=== DATASET CONTENT ===
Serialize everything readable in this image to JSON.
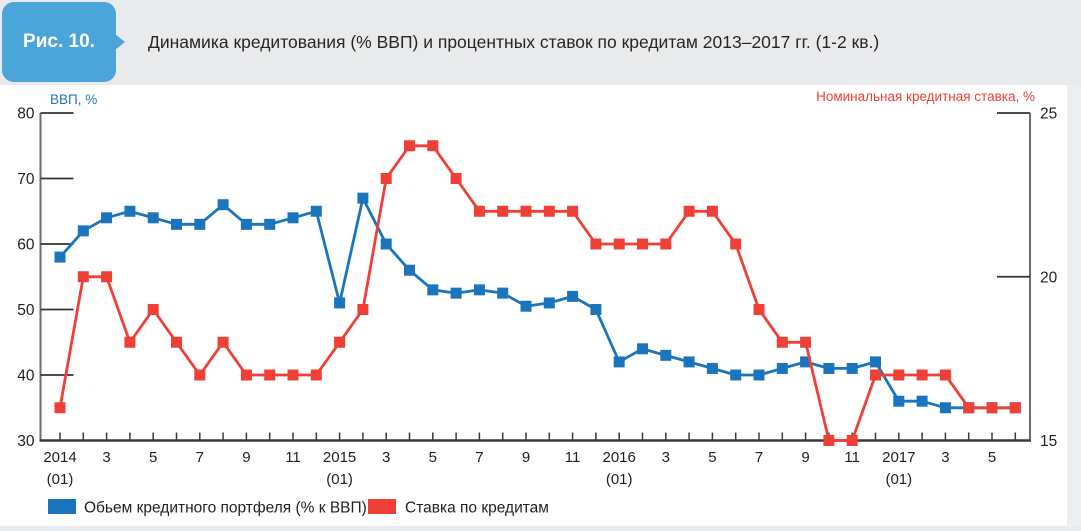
{
  "figure": {
    "badge": "Рис. 10.",
    "title": "Динамика кредитования (% ВВП) и процентных ставок по кредитам 2013–2017 гг. (1-2 кв.)"
  },
  "chart_data": {
    "type": "line",
    "title": "Динамика кредитования (% ВВП) и процентных ставок по кредитам 2013–2017 гг. (1-2 кв.)",
    "grid": "off",
    "legend_position": "bottom",
    "left_axis": {
      "title": "ВВП, %",
      "color": "#1b75bc",
      "min": 30,
      "max": 80,
      "ticks": [
        80,
        70,
        60,
        50,
        40,
        30
      ]
    },
    "right_axis": {
      "title": "Номинальная кредитная ставка, %",
      "color": "#ee4036",
      "min": 15,
      "max": 25,
      "ticks": [
        25,
        20,
        15
      ]
    },
    "x_axis": {
      "months": [
        "2014-01",
        "2014-02",
        "2014-03",
        "2014-04",
        "2014-05",
        "2014-06",
        "2014-07",
        "2014-08",
        "2014-09",
        "2014-10",
        "2014-11",
        "2014-12",
        "2015-01",
        "2015-02",
        "2015-03",
        "2015-04",
        "2015-05",
        "2015-06",
        "2015-07",
        "2015-08",
        "2015-09",
        "2015-10",
        "2015-11",
        "2015-12",
        "2016-01",
        "2016-02",
        "2016-03",
        "2016-04",
        "2016-05",
        "2016-06",
        "2016-07",
        "2016-08",
        "2016-09",
        "2016-10",
        "2016-11",
        "2016-12",
        "2017-01",
        "2017-02",
        "2017-03",
        "2017-04",
        "2017-05",
        "2017-06"
      ],
      "tick_labels": [
        {
          "m": 0,
          "line1": "2014",
          "line2": "(01)"
        },
        {
          "m": 2,
          "line1": "3"
        },
        {
          "m": 4,
          "line1": "5"
        },
        {
          "m": 6,
          "line1": "7"
        },
        {
          "m": 8,
          "line1": "9"
        },
        {
          "m": 10,
          "line1": "11"
        },
        {
          "m": 12,
          "line1": "2015",
          "line2": "(01)"
        },
        {
          "m": 14,
          "line1": "3"
        },
        {
          "m": 16,
          "line1": "5"
        },
        {
          "m": 18,
          "line1": "7"
        },
        {
          "m": 20,
          "line1": "9"
        },
        {
          "m": 22,
          "line1": "11"
        },
        {
          "m": 24,
          "line1": "2016",
          "line2": "(01)"
        },
        {
          "m": 26,
          "line1": "3"
        },
        {
          "m": 28,
          "line1": "5"
        },
        {
          "m": 30,
          "line1": "7"
        },
        {
          "m": 32,
          "line1": "9"
        },
        {
          "m": 34,
          "line1": "11"
        },
        {
          "m": 36,
          "line1": "2017",
          "line2": "(01)"
        },
        {
          "m": 38,
          "line1": "3"
        },
        {
          "m": 40,
          "line1": "5"
        }
      ]
    },
    "series": [
      {
        "name": "Обьем кредитного портфеля (% к ВВП)",
        "axis": "left",
        "color": "#1b75bc",
        "values": [
          58,
          62,
          64,
          65,
          64,
          63,
          63,
          66,
          63,
          63,
          64,
          65,
          51,
          67,
          60,
          56,
          53,
          52.5,
          53,
          52.5,
          50.5,
          51,
          52,
          50,
          42,
          44,
          43,
          42,
          41,
          40,
          40,
          41,
          42,
          41,
          41,
          42,
          36,
          36,
          35,
          35,
          35,
          35
        ]
      },
      {
        "name": "Ставка по кредитам",
        "axis": "right",
        "color": "#ee4036",
        "values": [
          16,
          20,
          20,
          18,
          19,
          18,
          17,
          18,
          17,
          17,
          17,
          17,
          18,
          19,
          23,
          24,
          24,
          23,
          22,
          22,
          22,
          22,
          22,
          21,
          21,
          21,
          21,
          22,
          22,
          21,
          19,
          18,
          18,
          15,
          15,
          17,
          17,
          17,
          17,
          16,
          16,
          16
        ]
      }
    ]
  }
}
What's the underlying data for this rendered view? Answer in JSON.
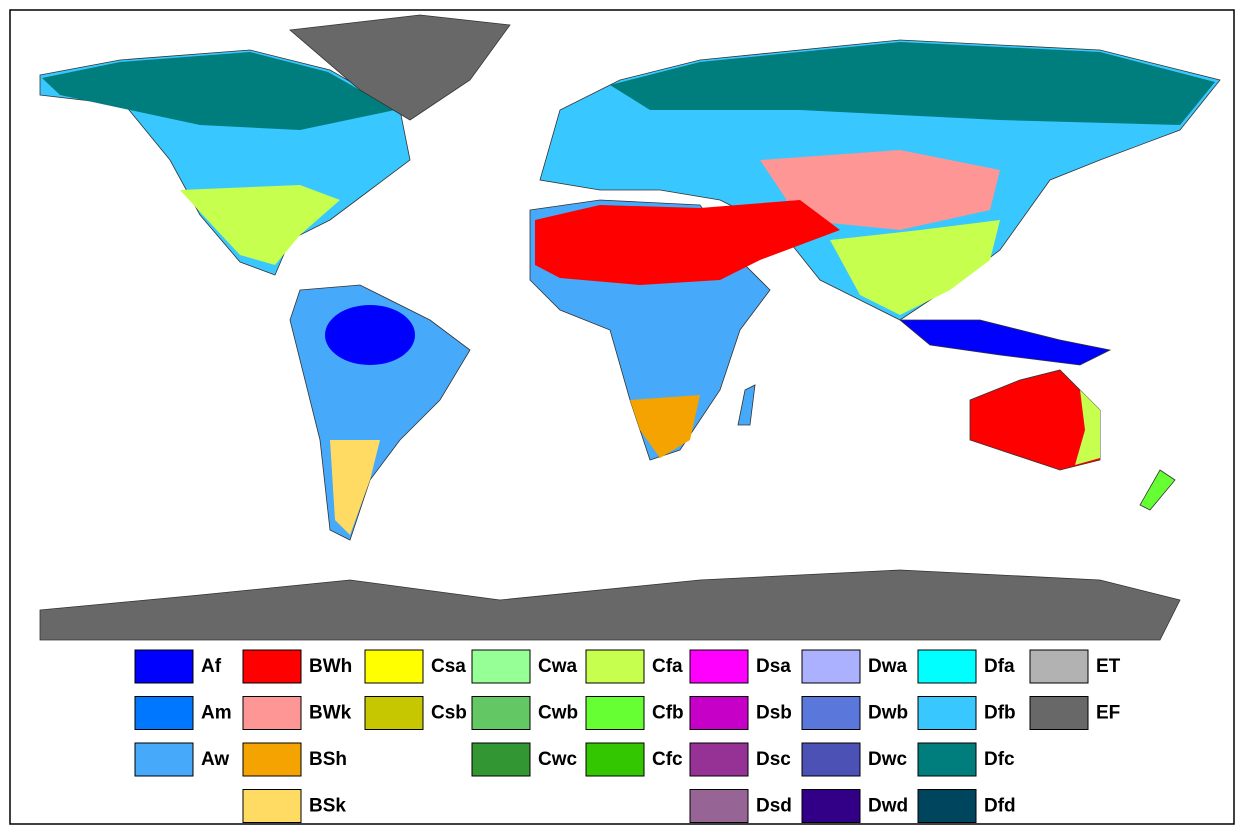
{
  "legend": [
    [
      {
        "name": "Af",
        "color": "#0000fe"
      },
      {
        "name": "Am",
        "color": "#0077ff"
      },
      {
        "name": "Aw",
        "color": "#46a9fa"
      }
    ],
    [
      {
        "name": "BWh",
        "color": "#fe0000"
      },
      {
        "name": "BWk",
        "color": "#fe9695"
      },
      {
        "name": "BSh",
        "color": "#f5a301"
      },
      {
        "name": "BSk",
        "color": "#ffdb63"
      }
    ],
    [
      {
        "name": "Csa",
        "color": "#ffff00"
      },
      {
        "name": "Csb",
        "color": "#c6c700"
      }
    ],
    [
      {
        "name": "Cwa",
        "color": "#96ff96"
      },
      {
        "name": "Cwb",
        "color": "#63c764"
      },
      {
        "name": "Cwc",
        "color": "#329633"
      }
    ],
    [
      {
        "name": "Cfa",
        "color": "#c6ff4e"
      },
      {
        "name": "Cfb",
        "color": "#66ff33"
      },
      {
        "name": "Cfc",
        "color": "#33c701"
      }
    ],
    [
      {
        "name": "Dsa",
        "color": "#ff00fe"
      },
      {
        "name": "Dsb",
        "color": "#c600c7"
      },
      {
        "name": "Dsc",
        "color": "#963295"
      },
      {
        "name": "Dsd",
        "color": "#966495"
      }
    ],
    [
      {
        "name": "Dwa",
        "color": "#abb1ff"
      },
      {
        "name": "Dwb",
        "color": "#5a77db"
      },
      {
        "name": "Dwc",
        "color": "#4c51b5"
      },
      {
        "name": "Dwd",
        "color": "#320087"
      }
    ],
    [
      {
        "name": "Dfa",
        "color": "#00ffff"
      },
      {
        "name": "Dfb",
        "color": "#38c7ff"
      },
      {
        "name": "Dfc",
        "color": "#007e7d"
      },
      {
        "name": "Dfd",
        "color": "#00455e"
      }
    ],
    [
      {
        "name": "ET",
        "color": "#b2b2b2"
      },
      {
        "name": "EF",
        "color": "#686868"
      }
    ]
  ]
}
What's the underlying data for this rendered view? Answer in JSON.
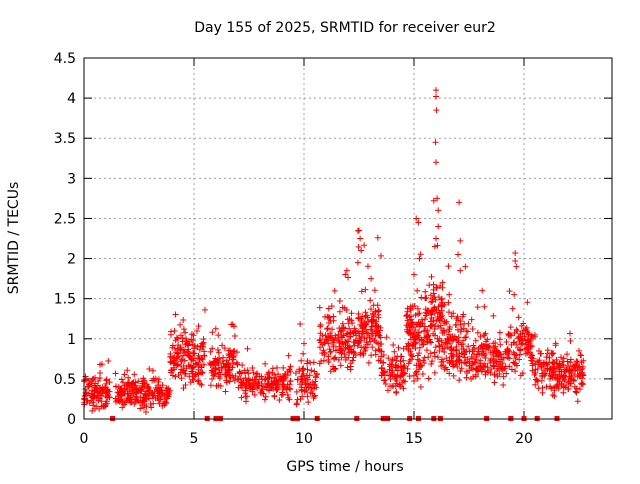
{
  "chart_data": {
    "type": "scatter",
    "title": "Day 155 of 2025, SRMTID for receiver eur2",
    "xlabel": "GPS time / hours",
    "ylabel": "SRMTID / TECUs",
    "xlim": [
      0,
      24
    ],
    "ylim": [
      0,
      4.5
    ],
    "grid": true,
    "x_ticks": [
      0,
      5,
      10,
      15,
      20
    ],
    "y_ticks": [
      0,
      0.5,
      1,
      1.5,
      2,
      2.5,
      3,
      3.5,
      4,
      4.5
    ],
    "x_tick_labels": [
      "0",
      "5",
      "10",
      "15",
      "20"
    ],
    "y_tick_labels": [
      "0",
      "0.5",
      "1",
      "1.5",
      "2",
      "2.5",
      "3",
      "3.5",
      "4",
      "4.5"
    ],
    "marker": "plus",
    "series_color": "#ff0000",
    "zero_marks_hours": [
      1.3,
      5.6,
      6.0,
      6.2,
      9.5,
      9.6,
      9.7,
      10.6,
      12.4,
      13.6,
      13.7,
      13.8,
      14.8,
      15.2,
      15.9,
      16.2,
      18.3,
      19.4,
      20.0,
      20.6,
      21.5
    ],
    "series": [
      {
        "name": "SRMTID",
        "segments": [
          {
            "x0": 0.0,
            "x1": 1.2,
            "base": 0.3,
            "spread": 0.2,
            "peak": 0.8,
            "n": 110
          },
          {
            "x0": 1.4,
            "x1": 3.4,
            "base": 0.32,
            "spread": 0.18,
            "peak": 0.7,
            "n": 170
          },
          {
            "x0": 3.4,
            "x1": 3.9,
            "base": 0.3,
            "spread": 0.15,
            "peak": 0.5,
            "n": 40
          },
          {
            "x0": 3.9,
            "x1": 5.5,
            "base": 0.75,
            "spread": 0.3,
            "peak": 1.4,
            "n": 160
          },
          {
            "x0": 5.7,
            "x1": 7.0,
            "base": 0.65,
            "spread": 0.25,
            "peak": 1.3,
            "n": 110
          },
          {
            "x0": 7.0,
            "x1": 9.4,
            "base": 0.45,
            "spread": 0.2,
            "peak": 0.95,
            "n": 170
          },
          {
            "x0": 9.6,
            "x1": 10.6,
            "base": 0.45,
            "spread": 0.25,
            "peak": 1.25,
            "n": 70
          },
          {
            "x0": 10.7,
            "x1": 12.3,
            "base": 0.95,
            "spread": 0.35,
            "peak": 1.85,
            "n": 150
          },
          {
            "x0": 12.3,
            "x1": 13.5,
            "base": 1.05,
            "spread": 0.35,
            "peak": 2.35,
            "n": 130
          },
          {
            "x0": 13.5,
            "x1": 14.6,
            "base": 0.6,
            "spread": 0.3,
            "peak": 1.2,
            "n": 90
          },
          {
            "x0": 14.6,
            "x1": 15.5,
            "base": 1.0,
            "spread": 0.45,
            "peak": 2.5,
            "n": 120
          },
          {
            "x0": 15.5,
            "x1": 16.3,
            "base": 1.2,
            "spread": 0.55,
            "peak": 2.8,
            "n": 110
          },
          {
            "x0": 16.3,
            "x1": 17.5,
            "base": 0.9,
            "spread": 0.45,
            "peak": 2.3,
            "n": 120
          },
          {
            "x0": 17.5,
            "x1": 19.2,
            "base": 0.75,
            "spread": 0.3,
            "peak": 1.4,
            "n": 140
          },
          {
            "x0": 19.2,
            "x1": 20.5,
            "base": 0.85,
            "spread": 0.3,
            "peak": 1.6,
            "n": 100
          },
          {
            "x0": 20.5,
            "x1": 21.5,
            "base": 0.6,
            "spread": 0.25,
            "peak": 1.1,
            "n": 80
          },
          {
            "x0": 21.5,
            "x1": 22.7,
            "base": 0.55,
            "spread": 0.25,
            "peak": 1.1,
            "n": 110
          }
        ],
        "highlights": [
          {
            "x": 16.0,
            "y": 4.1
          },
          {
            "x": 16.0,
            "y": 4.02
          },
          {
            "x": 16.02,
            "y": 3.85
          },
          {
            "x": 15.98,
            "y": 3.45
          },
          {
            "x": 16.0,
            "y": 3.2
          },
          {
            "x": 16.05,
            "y": 2.75
          },
          {
            "x": 15.9,
            "y": 2.72
          },
          {
            "x": 16.1,
            "y": 2.6
          },
          {
            "x": 16.1,
            "y": 2.4
          },
          {
            "x": 16.0,
            "y": 2.25
          },
          {
            "x": 15.95,
            "y": 2.15
          },
          {
            "x": 17.05,
            "y": 2.7
          },
          {
            "x": 17.1,
            "y": 2.22
          },
          {
            "x": 17.0,
            "y": 2.05
          },
          {
            "x": 15.1,
            "y": 2.5
          },
          {
            "x": 15.2,
            "y": 2.45
          },
          {
            "x": 15.25,
            "y": 2.0
          },
          {
            "x": 15.0,
            "y": 1.8
          },
          {
            "x": 12.5,
            "y": 2.35
          },
          {
            "x": 12.55,
            "y": 2.25
          },
          {
            "x": 12.6,
            "y": 2.1
          },
          {
            "x": 12.45,
            "y": 1.95
          },
          {
            "x": 11.95,
            "y": 1.85
          },
          {
            "x": 13.05,
            "y": 1.75
          },
          {
            "x": 19.6,
            "y": 2.07
          },
          {
            "x": 19.6,
            "y": 1.97
          },
          {
            "x": 19.65,
            "y": 1.9
          },
          {
            "x": 19.55,
            "y": 1.55
          },
          {
            "x": 16.6,
            "y": 1.55
          },
          {
            "x": 17.1,
            "y": 1.85
          },
          {
            "x": 18.1,
            "y": 1.6
          },
          {
            "x": 18.2,
            "y": 1.4
          },
          {
            "x": 16.3,
            "y": 1.7
          }
        ]
      }
    ]
  }
}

=== TASK REQUIREMENTS ===
Look through the material above and work out how many of its lines contain "ставок". State the number only.

=== TASK RESPONSE ===
2